Überhaupt legt das Ehepaar eine gewisse Geschäftsmäßigkeit in der Verwaltung seiner Klagen gegen den Nachbarn an den Tag. Und die Eheleute sind sich auch rein äußerlich vollkommen einig: Beide tragen einen grauen Pullover über Hemd beziehungsweise Bluse. Die Hosen sind ebenfalls identisch, nämlich schwarz. In feinsäuberlich strukturierten Heftern hält das Nachbarehepaar minutengenau jede Fremdbewegung auf ihrem Grundstück fest, sodass sie jetzt vor dem Richter jedwede Frage im Detail beantworten können.
Automatenhafter Vortrag
Der Ehemann liest auch dann noch aus dem Fremdbetretungsprotokoll, als der Richter längst nicht mehr zuhört und mahnt, doch bitte mit eigenen Worten die Vorfälle zu schildern und eben nicht ständig nur automatenhaft vorzulesen.

········

• Aufgaben zur Übung:
**A)** Was tragen laut dem Textabschnitt beide Eheleute über Hemd beziehungsweise Bluse?
**B)** Wiederhole aus dem Textabschnitt wortgetreu die Passage, die mit „Überhaupt legt das“ beginnt und bis einschließlich „nur automatenhaft vorzulesen.“ reicht.

• Bereitgestelltes Material:
········

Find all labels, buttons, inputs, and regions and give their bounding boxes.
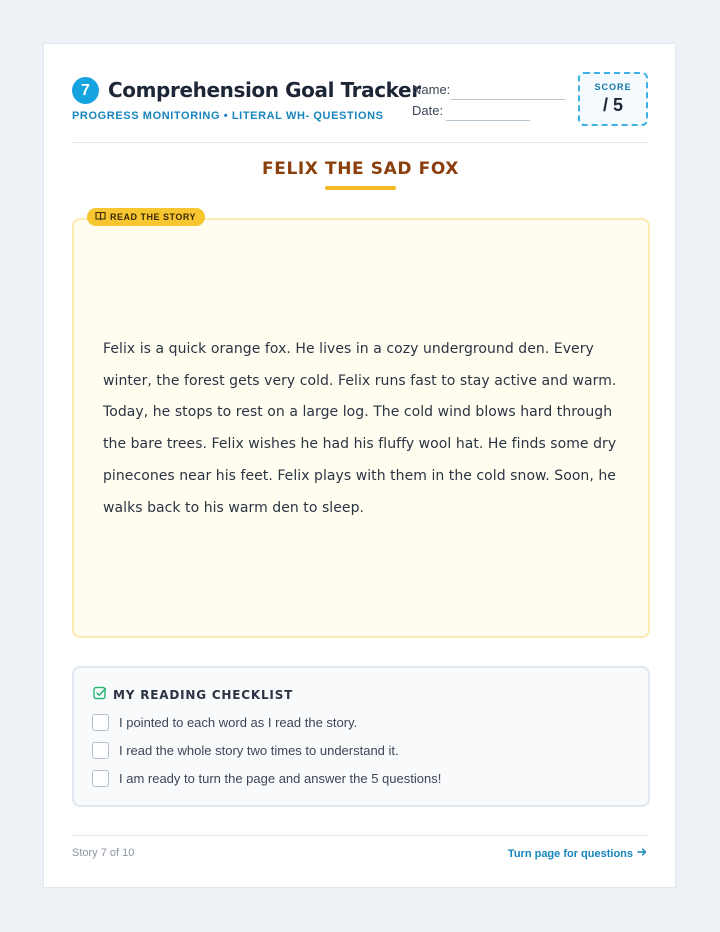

········

• Lösungen nach Aufgaben:
**A)** Einen grauen Pullover.

**B)**
Überhaupt legt das Ehepaar eine gewisse Geschäftsmäßigkeit in der Verwaltung seiner Klagen gegen den Nachbarn an den Tag. Und die Eheleute sind sich auch rein äußerlich vollkommen einig: Beide tragen einen grauen Pullover über Hemd beziehungsweise Bluse. Die Hosen sind ebenfalls identisch, nämlich schwarz. In feinsäuberlich strukturierten Heftern hält das Nachbarehepaar minutengenau jede Fremdbewegung auf ihrem Grundstück fest, sodass sie jetzt vor dem Richter jedwede Frage im Detail beantworten können.
Automatenhafter Vortrag
Der Ehemann liest auch dann noch aus dem Fremdbetretungsprotokoll, als der Richter längst nicht mehr zuhört und mahnt, doch bitte mit eigenen Worten die Vorfälle zu schildern und eben nicht ständig nur automatenhaft vorzulesen.